-- begin Material for the task --

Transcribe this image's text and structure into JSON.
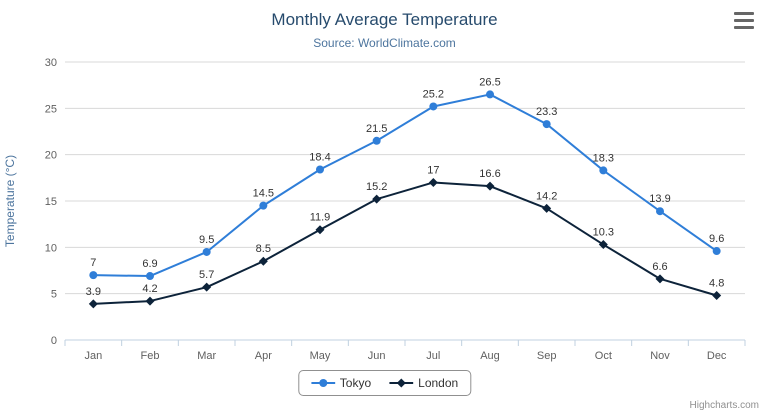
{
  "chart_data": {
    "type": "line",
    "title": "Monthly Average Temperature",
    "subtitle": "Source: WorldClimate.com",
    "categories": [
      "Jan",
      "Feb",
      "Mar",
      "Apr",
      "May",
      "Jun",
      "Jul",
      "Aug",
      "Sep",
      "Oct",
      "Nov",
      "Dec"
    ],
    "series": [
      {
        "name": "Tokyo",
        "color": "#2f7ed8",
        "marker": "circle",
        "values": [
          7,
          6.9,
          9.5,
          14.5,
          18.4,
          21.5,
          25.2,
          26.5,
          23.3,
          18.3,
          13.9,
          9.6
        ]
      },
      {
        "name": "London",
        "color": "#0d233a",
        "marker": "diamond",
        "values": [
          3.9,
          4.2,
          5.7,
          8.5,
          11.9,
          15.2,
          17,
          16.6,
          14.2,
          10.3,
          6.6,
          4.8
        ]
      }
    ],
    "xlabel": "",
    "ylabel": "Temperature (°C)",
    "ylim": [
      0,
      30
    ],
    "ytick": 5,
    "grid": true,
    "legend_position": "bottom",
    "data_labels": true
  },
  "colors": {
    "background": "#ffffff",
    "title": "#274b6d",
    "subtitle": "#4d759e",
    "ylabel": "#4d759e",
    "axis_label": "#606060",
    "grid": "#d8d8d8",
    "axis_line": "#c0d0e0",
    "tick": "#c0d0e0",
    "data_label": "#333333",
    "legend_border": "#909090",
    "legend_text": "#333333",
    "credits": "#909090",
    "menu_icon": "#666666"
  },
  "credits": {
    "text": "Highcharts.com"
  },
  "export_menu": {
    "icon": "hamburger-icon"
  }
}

-- end Material for the task --

Exercise requirements — Would you set down the listing exactly, omitting pictures?

Exercise answer —
Transcribe this image's text and structure into JSON.
{
  "chart_data": {
    "type": "line",
    "title": "Monthly Average Temperature",
    "subtitle": "Source: WorldClimate.com",
    "categories": [
      "Jan",
      "Feb",
      "Mar",
      "Apr",
      "May",
      "Jun",
      "Jul",
      "Aug",
      "Sep",
      "Oct",
      "Nov",
      "Dec"
    ],
    "series": [
      {
        "name": "Tokyo",
        "color": "#2f7ed8",
        "marker": "circle",
        "values": [
          7,
          6.9,
          9.5,
          14.5,
          18.4,
          21.5,
          25.2,
          26.5,
          23.3,
          18.3,
          13.9,
          9.6
        ]
      },
      {
        "name": "London",
        "color": "#0d233a",
        "marker": "diamond",
        "values": [
          3.9,
          4.2,
          5.7,
          8.5,
          11.9,
          15.2,
          17,
          16.6,
          14.2,
          10.3,
          6.6,
          4.8
        ]
      }
    ],
    "xlabel": "",
    "ylabel": "Temperature (°C)",
    "ylim": [
      0,
      30
    ],
    "ytick": 5,
    "grid": true,
    "legend_position": "bottom",
    "data_labels": true
  },
  "colors": {
    "background": "#ffffff",
    "title": "#274b6d",
    "subtitle": "#4d759e",
    "ylabel": "#4d759e",
    "axis_label": "#606060",
    "grid": "#d8d8d8",
    "axis_line": "#c0d0e0",
    "tick": "#c0d0e0",
    "data_label": "#333333",
    "legend_border": "#909090",
    "legend_text": "#333333",
    "credits": "#909090",
    "menu_icon": "#666666"
  },
  "credits": {
    "text": "Highcharts.com"
  },
  "export_menu": {
    "icon": "hamburger-icon"
  }
}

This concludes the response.